--- begin ---

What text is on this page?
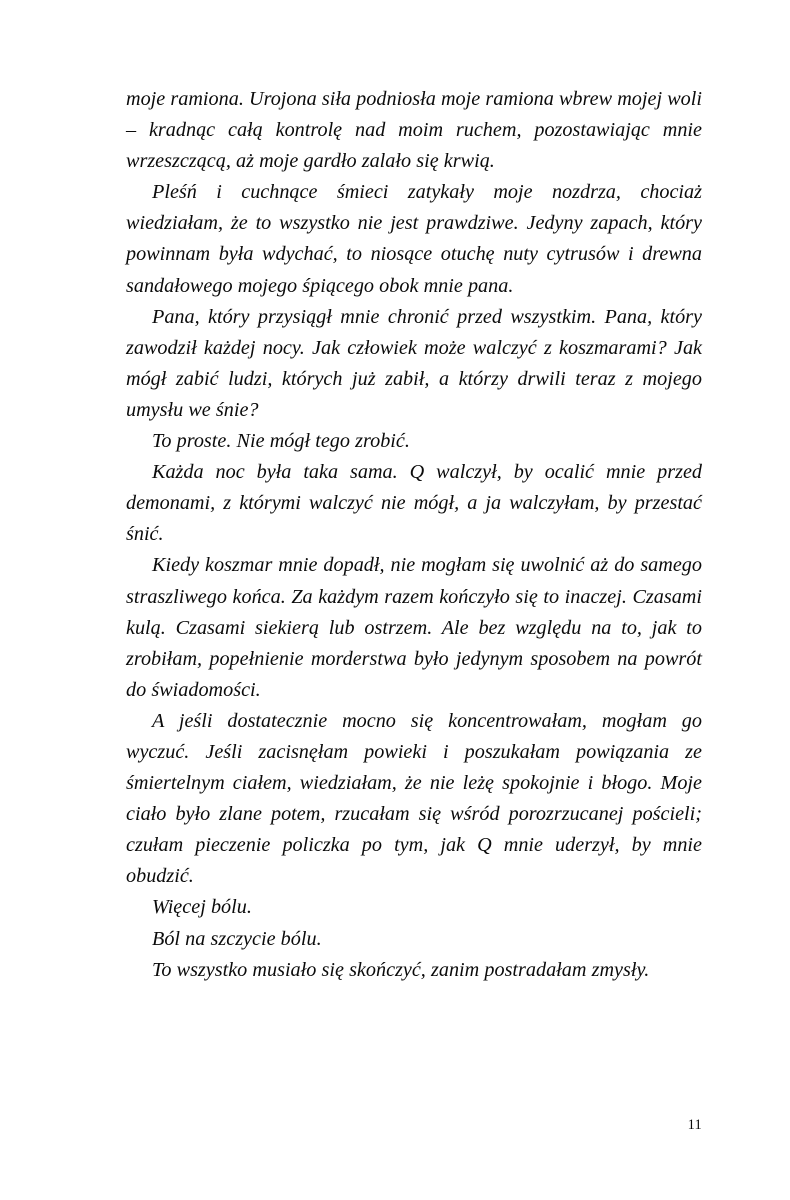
moje ramiona. Urojona siła podniosła moje ramiona wbrew mojej woli – kradnąc całą kontrolę nad moim ruchem, pozostawiając mnie wrzeszczącą, aż moje gardło zalało się krwią.

Pleśń i cuchnące śmieci zatykały moje nozdrza, chociaż wiedziałam, że to wszystko nie jest prawdziwe. Jedyny zapach, który powinnam była wdychać, to niosące otuchę nuty cytrusów i drewna sandałowego mojego śpiącego obok mnie pana.

Pana, który przysiągł mnie chronić przed wszystkim. Pana, który zawodził każdej nocy. Jak człowiek może walczyć z koszmarami? Jak mógł zabić ludzi, których już zabił, a którzy drwili teraz z mojego umysłu we śnie?

To proste. Nie mógł tego zrobić.

Każda noc była taka sama. Q walczył, by ocalić mnie przed demonami, z którymi walczyć nie mógł, a ja walczyłam, by przestać śnić.

Kiedy koszmar mnie dopadł, nie mogłam się uwolnić aż do samego straszliwego końca. Za każdym razem kończyło się to inaczej. Czasami kulą. Czasami siekierą lub ostrzem. Ale bez względu na to, jak to zrobiłam, popełnienie morderstwa było jedynym sposobem na powrót do świadomości.

A jeśli dostatecznie mocno się koncentrowałam, mogłam go wyczuć. Jeśli zacisnęłam powieki i poszukałam powiązania ze śmiertelnym ciałem, wiedziałam, że nie leżę spokojnie i błogo. Moje ciało było zlane potem, rzucałam się wśród porozrzucanej pościeli; czułam pieczenie policzka po tym, jak Q mnie uderzył, by mnie obudzić.

Więcej bólu.

Ból na szczycie bólu.

To wszystko musiało się skończyć, zanim postradałam zmysły.

11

--- end ---

▸ **Exercise goal**
Set down all the data again exactly as above, pictures excluded.

▸ **Solution for this problem**
What text is on this page?
moje ramiona. Urojona siła podniosła moje ramiona wbrew mojej woli – kradnąc całą kontrolę nad moim ruchem, pozostawiając mnie wrzeszczącą, aż moje gardło zalało się krwią.

Pleśń i cuchnące śmieci zatykały moje nozdrza, chociaż wiedziałam, że to wszystko nie jest prawdziwe. Jedyny zapach, który powinnam była wdychać, to niosące otuchę nuty cytrusów i drewna sandałowego mojego śpiącego obok mnie pana.

Pana, który przysiągł mnie chronić przed wszystkim. Pana, który zawodził każdej nocy. Jak człowiek może walczyć z koszmarami? Jak mógł zabić ludzi, których już zabił, a którzy drwili teraz z mojego umysłu we śnie?

To proste. Nie mógł tego zrobić.

Każda noc była taka sama. Q walczył, by ocalić mnie przed demonami, z którymi walczyć nie mógł, a ja walczyłam, by przestać śnić.

Kiedy koszmar mnie dopadł, nie mogłam się uwolnić aż do samego straszliwego końca. Za każdym razem kończyło się to inaczej. Czasami kulą. Czasami siekierą lub ostrzem. Ale bez względu na to, jak to zrobiłam, popełnienie morderstwa było jedynym sposobem na powrót do świadomości.

A jeśli dostatecznie mocno się koncentrowałam, mogłam go wyczuć. Jeśli zacisnęłam powieki i poszukałam powiązania ze śmiertelnym ciałem, wiedziałam, że nie leżę spokojnie i błogo. Moje ciało było zlane potem, rzucałam się wśród porozrzucanej pościeli; czułam pieczenie policzka po tym, jak Q mnie uderzył, by mnie obudzić.

Więcej bólu.

Ból na szczycie bólu.

To wszystko musiało się skończyć, zanim postradałam zmysły.

11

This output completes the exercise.